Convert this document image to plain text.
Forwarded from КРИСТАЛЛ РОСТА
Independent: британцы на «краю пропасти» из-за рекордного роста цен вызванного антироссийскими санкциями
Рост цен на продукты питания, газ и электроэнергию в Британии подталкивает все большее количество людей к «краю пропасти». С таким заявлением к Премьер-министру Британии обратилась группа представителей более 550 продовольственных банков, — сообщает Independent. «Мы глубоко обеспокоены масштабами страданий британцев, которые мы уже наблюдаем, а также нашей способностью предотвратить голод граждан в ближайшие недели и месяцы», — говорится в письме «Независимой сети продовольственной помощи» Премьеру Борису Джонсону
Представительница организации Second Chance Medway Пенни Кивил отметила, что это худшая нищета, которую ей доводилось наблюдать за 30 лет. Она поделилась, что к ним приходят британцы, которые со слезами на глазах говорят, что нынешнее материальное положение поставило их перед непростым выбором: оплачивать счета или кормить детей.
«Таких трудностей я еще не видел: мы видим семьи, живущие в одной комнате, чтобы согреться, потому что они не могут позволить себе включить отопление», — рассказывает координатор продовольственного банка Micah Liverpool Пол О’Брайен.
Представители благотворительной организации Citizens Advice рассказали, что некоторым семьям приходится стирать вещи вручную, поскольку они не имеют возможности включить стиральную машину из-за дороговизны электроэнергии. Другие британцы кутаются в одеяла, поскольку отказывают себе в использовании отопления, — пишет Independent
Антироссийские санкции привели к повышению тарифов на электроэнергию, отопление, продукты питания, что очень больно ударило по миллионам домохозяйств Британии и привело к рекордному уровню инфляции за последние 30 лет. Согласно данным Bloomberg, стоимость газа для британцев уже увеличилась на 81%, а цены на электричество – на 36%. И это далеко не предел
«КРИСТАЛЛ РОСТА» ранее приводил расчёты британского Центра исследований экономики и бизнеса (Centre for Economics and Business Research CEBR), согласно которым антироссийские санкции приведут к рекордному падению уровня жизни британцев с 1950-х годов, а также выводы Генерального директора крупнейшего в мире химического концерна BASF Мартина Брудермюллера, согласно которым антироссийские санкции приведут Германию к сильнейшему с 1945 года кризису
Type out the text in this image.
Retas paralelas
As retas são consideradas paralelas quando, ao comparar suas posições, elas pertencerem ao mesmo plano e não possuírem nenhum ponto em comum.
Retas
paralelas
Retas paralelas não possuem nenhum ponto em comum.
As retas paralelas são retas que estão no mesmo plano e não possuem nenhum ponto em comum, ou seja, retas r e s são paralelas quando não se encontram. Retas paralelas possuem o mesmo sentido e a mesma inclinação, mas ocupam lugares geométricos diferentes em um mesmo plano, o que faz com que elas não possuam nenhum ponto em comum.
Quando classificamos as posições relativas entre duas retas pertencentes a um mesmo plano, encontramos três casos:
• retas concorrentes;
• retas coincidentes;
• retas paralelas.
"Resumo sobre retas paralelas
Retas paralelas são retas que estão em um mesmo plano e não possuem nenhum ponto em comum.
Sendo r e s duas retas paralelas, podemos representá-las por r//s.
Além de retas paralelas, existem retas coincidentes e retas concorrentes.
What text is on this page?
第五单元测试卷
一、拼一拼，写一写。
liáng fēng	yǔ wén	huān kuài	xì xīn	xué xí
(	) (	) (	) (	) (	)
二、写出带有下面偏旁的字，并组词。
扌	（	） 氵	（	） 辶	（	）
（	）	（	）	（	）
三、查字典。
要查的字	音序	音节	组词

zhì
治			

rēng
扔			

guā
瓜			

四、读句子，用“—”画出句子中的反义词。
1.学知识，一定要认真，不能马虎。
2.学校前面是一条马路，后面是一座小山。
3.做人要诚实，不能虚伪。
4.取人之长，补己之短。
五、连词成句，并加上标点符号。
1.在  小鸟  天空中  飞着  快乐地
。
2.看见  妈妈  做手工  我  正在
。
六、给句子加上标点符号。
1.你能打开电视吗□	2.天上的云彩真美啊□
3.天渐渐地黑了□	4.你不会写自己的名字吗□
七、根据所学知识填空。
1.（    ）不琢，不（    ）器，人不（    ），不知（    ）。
——————————
§ **WRITTEN PROBLEM**: Repeat, without changes, every line from the one that contains "What text is on this page?" through the final line of the data.

§ **RESPONSE FOR THIS EXERCISE**:
What text is on this page?
第五单元测试卷
一、拼一拼，写一写。
liáng fēng	yǔ wén	huān kuài	xì xīn	xué xí
(	) (	) (	) (	) (	)
二、写出带有下面偏旁的字，并组词。
扌	（	） 氵	（	） 辶	（	）
（	）	（	）	（	）
三、查字典。
要查的字	音序	音节	组词

zhì
治			

rēng
扔			

guā
瓜			

四、读句子，用“—”画出句子中的反义词。
1.学知识，一定要认真，不能马虎。
2.学校前面是一条马路，后面是一座小山。
3.做人要诚实，不能虚伪。
4.取人之长，补己之短。
五、连词成句，并加上标点符号。
1.在  小鸟  天空中  飞着  快乐地
。
2.看见  妈妈  做手工  我  正在
。
六、给句子加上标点符号。
1.你能打开电视吗□	2.天上的云彩真美啊□
3.天渐渐地黑了□	4.你不会写自己的名字吗□
七、根据所学知识填空。
1.（    ）不琢，不（    ）器，人不（    ），不知（    ）。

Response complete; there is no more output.